## START

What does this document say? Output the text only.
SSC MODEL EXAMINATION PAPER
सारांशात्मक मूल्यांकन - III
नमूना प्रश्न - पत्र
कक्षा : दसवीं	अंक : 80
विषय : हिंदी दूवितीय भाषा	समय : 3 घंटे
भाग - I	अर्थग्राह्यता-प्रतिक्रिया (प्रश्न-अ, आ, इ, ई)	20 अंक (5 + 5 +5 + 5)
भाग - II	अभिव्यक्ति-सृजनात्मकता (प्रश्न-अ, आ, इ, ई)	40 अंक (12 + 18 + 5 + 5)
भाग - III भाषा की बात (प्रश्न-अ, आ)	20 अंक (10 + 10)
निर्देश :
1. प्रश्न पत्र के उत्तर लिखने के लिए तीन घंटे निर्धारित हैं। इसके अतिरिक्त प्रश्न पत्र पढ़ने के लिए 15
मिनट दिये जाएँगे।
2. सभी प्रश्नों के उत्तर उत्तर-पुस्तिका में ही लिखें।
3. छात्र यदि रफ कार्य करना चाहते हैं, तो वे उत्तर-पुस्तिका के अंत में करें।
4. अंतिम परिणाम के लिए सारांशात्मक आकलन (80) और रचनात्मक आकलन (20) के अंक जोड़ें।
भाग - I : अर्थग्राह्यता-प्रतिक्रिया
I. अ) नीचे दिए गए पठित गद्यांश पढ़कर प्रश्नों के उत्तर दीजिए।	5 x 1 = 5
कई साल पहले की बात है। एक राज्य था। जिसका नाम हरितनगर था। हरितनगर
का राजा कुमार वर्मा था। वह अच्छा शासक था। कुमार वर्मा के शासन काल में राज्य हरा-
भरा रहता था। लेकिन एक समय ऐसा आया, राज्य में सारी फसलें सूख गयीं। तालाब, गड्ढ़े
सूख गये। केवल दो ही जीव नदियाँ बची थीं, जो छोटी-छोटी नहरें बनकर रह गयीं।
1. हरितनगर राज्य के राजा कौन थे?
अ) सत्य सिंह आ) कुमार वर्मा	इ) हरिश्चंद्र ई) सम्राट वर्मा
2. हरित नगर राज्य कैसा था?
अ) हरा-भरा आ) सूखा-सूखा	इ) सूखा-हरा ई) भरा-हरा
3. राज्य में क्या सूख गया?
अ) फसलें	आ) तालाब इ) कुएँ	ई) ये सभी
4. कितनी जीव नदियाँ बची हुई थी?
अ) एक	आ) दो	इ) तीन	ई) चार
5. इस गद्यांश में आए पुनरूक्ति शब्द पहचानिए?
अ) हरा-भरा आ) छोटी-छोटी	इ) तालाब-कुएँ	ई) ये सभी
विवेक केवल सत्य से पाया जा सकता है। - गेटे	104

## END

What the task asks
Write out the data exactly as it stands.

The reply
What does this document say? Output the text only.
SSC MODEL EXAMINATION PAPER
सारांशात्मक मूल्यांकन - III
नमूना प्रश्न - पत्र
कक्षा : दसवीं	अंक : 80
विषय : हिंदी दूवितीय भाषा	समय : 3 घंटे
भाग - I	अर्थग्राह्यता-प्रतिक्रिया (प्रश्न-अ, आ, इ, ई)	20 अंक (5 + 5 +5 + 5)
भाग - II	अभिव्यक्ति-सृजनात्मकता (प्रश्न-अ, आ, इ, ई)	40 अंक (12 + 18 + 5 + 5)
भाग - III भाषा की बात (प्रश्न-अ, आ)	20 अंक (10 + 10)
निर्देश :
1. प्रश्न पत्र के उत्तर लिखने के लिए तीन घंटे निर्धारित हैं। इसके अतिरिक्त प्रश्न पत्र पढ़ने के लिए 15
मिनट दिये जाएँगे।
2. सभी प्रश्नों के उत्तर उत्तर-पुस्तिका में ही लिखें।
3. छात्र यदि रफ कार्य करना चाहते हैं, तो वे उत्तर-पुस्तिका के अंत में करें।
4. अंतिम परिणाम के लिए सारांशात्मक आकलन (80) और रचनात्मक आकलन (20) के अंक जोड़ें।
भाग - I : अर्थग्राह्यता-प्रतिक्रिया
I. अ) नीचे दिए गए पठित गद्यांश पढ़कर प्रश्नों के उत्तर दीजिए।	5 x 1 = 5
कई साल पहले की बात है। एक राज्य था। जिसका नाम हरितनगर था। हरितनगर
का राजा कुमार वर्मा था। वह अच्छा शासक था। कुमार वर्मा के शासन काल में राज्य हरा-
भरा रहता था। लेकिन एक समय ऐसा आया, राज्य में सारी फसलें सूख गयीं। तालाब, गड्ढ़े
सूख गये। केवल दो ही जीव नदियाँ बची थीं, जो छोटी-छोटी नहरें बनकर रह गयीं।
1. हरितनगर राज्य के राजा कौन थे?
अ) सत्य सिंह आ) कुमार वर्मा	इ) हरिश्चंद्र ई) सम्राट वर्मा
2. हरित नगर राज्य कैसा था?
अ) हरा-भरा आ) सूखा-सूखा	इ) सूखा-हरा ई) भरा-हरा
3. राज्य में क्या सूख गया?
अ) फसलें	आ) तालाब इ) कुएँ	ई) ये सभी
4. कितनी जीव नदियाँ बची हुई थी?
अ) एक	आ) दो	इ) तीन	ई) चार
5. इस गद्यांश में आए पुनरूक्ति शब्द पहचानिए?
अ) हरा-भरा आ) छोटी-छोटी	इ) तालाब-कुएँ	ई) ये सभी
विवेक केवल सत्य से पाया जा सकता है। - गेटे	104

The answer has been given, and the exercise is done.